● **DATASET CONTENT**:
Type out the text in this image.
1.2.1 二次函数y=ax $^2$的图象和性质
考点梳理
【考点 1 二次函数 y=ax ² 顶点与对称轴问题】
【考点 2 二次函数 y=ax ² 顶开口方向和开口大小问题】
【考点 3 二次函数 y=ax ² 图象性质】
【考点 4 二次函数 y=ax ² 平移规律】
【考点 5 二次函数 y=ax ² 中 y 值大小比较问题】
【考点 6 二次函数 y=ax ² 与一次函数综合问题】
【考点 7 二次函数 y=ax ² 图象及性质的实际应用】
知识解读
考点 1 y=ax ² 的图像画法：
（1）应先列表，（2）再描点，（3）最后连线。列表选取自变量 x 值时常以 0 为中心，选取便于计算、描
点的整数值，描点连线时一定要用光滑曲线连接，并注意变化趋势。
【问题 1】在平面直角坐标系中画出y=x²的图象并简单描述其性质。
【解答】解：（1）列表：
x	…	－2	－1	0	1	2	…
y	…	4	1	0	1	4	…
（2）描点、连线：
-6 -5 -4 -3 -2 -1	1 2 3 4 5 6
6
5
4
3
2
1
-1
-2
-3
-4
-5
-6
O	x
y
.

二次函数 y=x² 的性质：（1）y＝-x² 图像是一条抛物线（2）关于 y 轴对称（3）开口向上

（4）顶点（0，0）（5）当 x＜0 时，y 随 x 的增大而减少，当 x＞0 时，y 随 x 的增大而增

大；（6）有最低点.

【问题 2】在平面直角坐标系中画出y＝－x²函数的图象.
--
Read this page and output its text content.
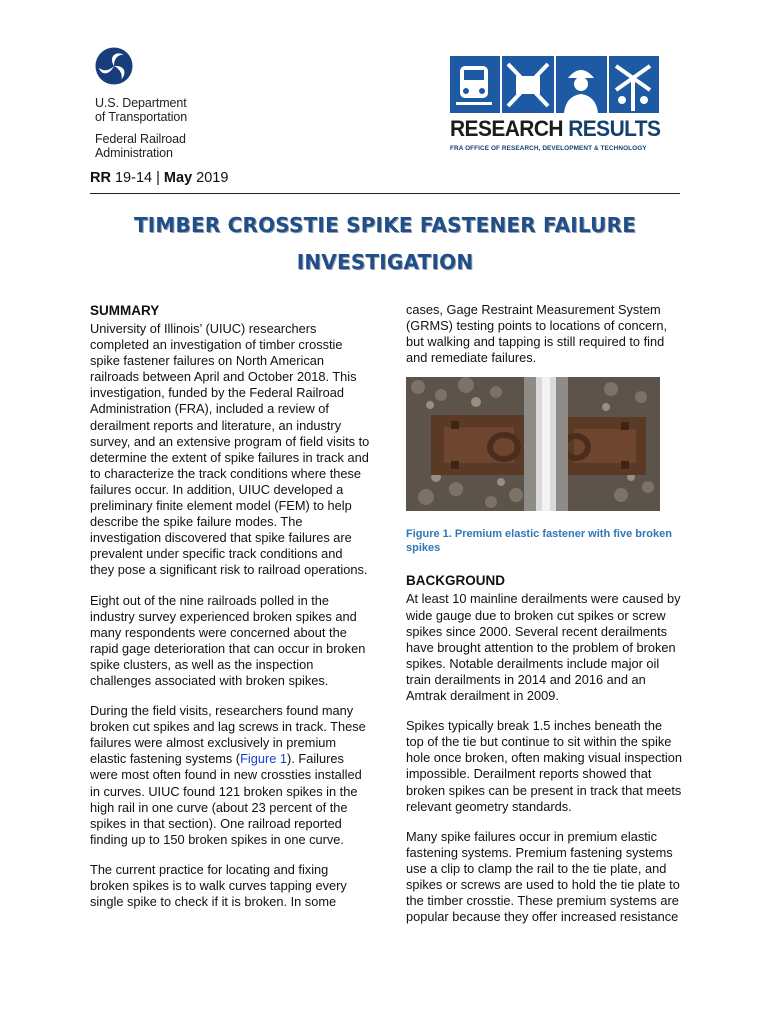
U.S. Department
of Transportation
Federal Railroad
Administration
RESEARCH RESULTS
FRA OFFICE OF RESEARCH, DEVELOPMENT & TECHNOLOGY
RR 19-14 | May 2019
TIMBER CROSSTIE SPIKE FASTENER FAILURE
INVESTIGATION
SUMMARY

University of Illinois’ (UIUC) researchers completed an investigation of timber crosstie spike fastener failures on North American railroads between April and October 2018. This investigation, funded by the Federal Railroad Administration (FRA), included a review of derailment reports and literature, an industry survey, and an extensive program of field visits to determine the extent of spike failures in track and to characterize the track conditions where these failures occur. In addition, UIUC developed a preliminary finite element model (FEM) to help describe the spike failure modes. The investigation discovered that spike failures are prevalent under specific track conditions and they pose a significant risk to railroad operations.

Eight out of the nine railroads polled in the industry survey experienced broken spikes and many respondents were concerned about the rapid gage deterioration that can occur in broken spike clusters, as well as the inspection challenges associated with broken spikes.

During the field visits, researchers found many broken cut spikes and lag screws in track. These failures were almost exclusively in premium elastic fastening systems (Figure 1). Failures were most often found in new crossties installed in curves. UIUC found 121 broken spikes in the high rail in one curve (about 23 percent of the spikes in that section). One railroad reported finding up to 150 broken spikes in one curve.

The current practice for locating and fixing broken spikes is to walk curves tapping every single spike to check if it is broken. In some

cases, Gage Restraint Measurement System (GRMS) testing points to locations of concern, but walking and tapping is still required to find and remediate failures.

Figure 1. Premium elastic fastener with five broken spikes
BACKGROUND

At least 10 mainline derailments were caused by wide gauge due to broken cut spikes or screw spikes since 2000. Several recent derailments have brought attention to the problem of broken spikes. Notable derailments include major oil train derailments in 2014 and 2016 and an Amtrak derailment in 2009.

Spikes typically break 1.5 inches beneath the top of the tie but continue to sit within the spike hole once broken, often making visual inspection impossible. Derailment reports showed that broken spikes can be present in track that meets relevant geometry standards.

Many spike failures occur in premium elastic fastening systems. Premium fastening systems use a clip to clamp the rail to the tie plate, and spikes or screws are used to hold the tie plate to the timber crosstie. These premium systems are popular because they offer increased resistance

● **TASK OBJECTIVE**: Search the records above for the string "text". Copy every line that contains it.

● **FINISHED ANSWER**:
Type out the text in this image.
Read this page and output its text content.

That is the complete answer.